## What to produce:
Omit the pictures and output every entry below exactly as written.
---- Material to process
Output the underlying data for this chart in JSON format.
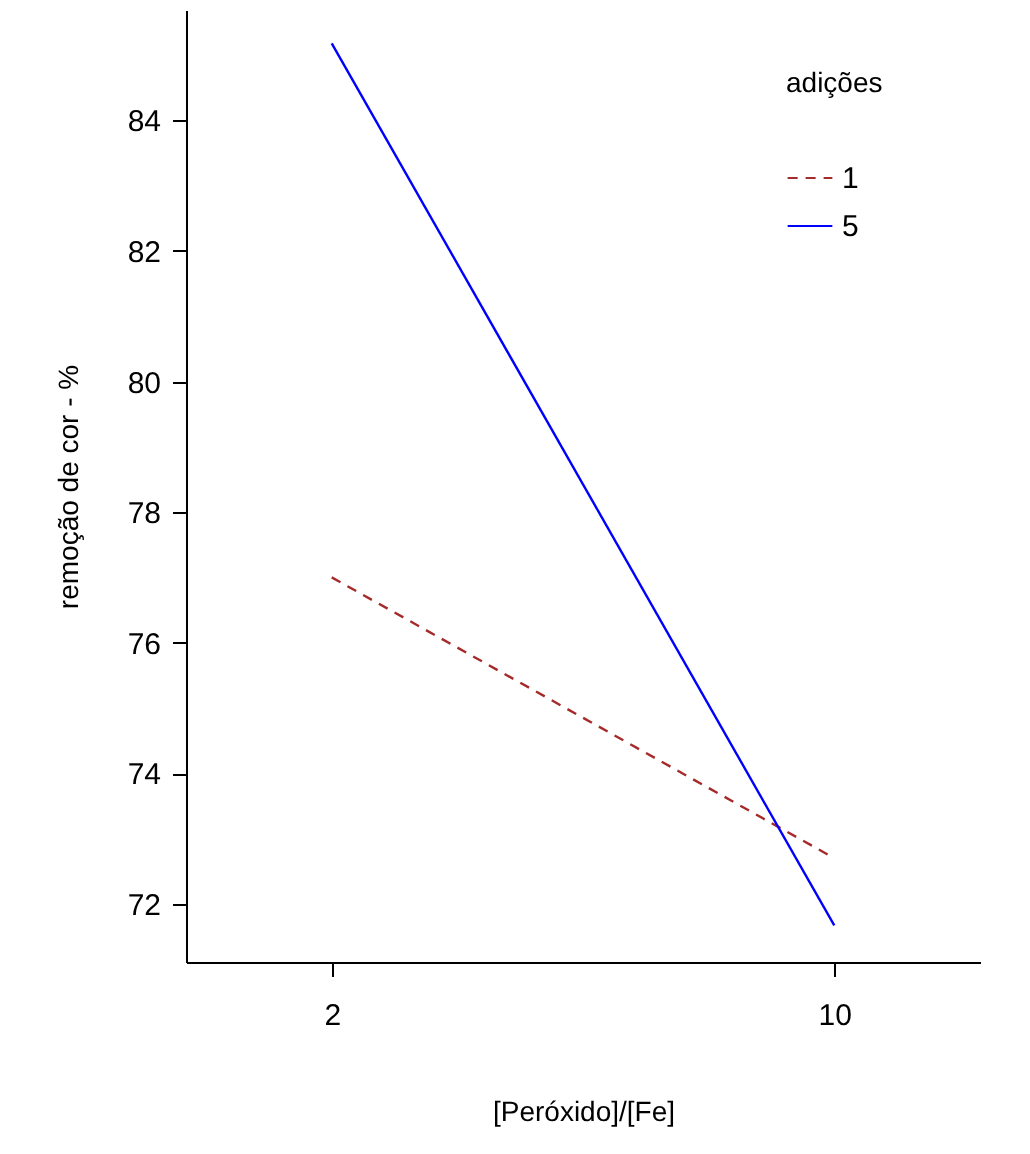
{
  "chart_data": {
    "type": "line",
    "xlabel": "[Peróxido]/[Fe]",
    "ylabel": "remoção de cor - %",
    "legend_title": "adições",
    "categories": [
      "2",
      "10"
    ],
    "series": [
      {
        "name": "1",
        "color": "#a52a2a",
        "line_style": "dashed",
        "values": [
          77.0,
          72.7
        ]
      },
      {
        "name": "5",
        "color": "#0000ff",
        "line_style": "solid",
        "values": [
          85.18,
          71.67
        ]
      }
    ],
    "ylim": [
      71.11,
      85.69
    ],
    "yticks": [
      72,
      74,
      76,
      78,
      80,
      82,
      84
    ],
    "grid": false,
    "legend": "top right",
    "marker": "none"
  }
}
--------
## Solution:
Output the underlying data for this chart in JSON format.
{
  "chart_data": {
    "type": "line",
    "xlabel": "[Peróxido]/[Fe]",
    "ylabel": "remoção de cor - %",
    "legend_title": "adições",
    "categories": [
      "2",
      "10"
    ],
    "series": [
      {
        "name": "1",
        "color": "#a52a2a",
        "line_style": "dashed",
        "values": [
          77.0,
          72.7
        ]
      },
      {
        "name": "5",
        "color": "#0000ff",
        "line_style": "solid",
        "values": [
          85.18,
          71.67
        ]
      }
    ],
    "ylim": [
      71.11,
      85.69
    ],
    "yticks": [
      72,
      74,
      76,
      78,
      80,
      82,
      84
    ],
    "grid": false,
    "legend": "top right",
    "marker": "none"
  }
}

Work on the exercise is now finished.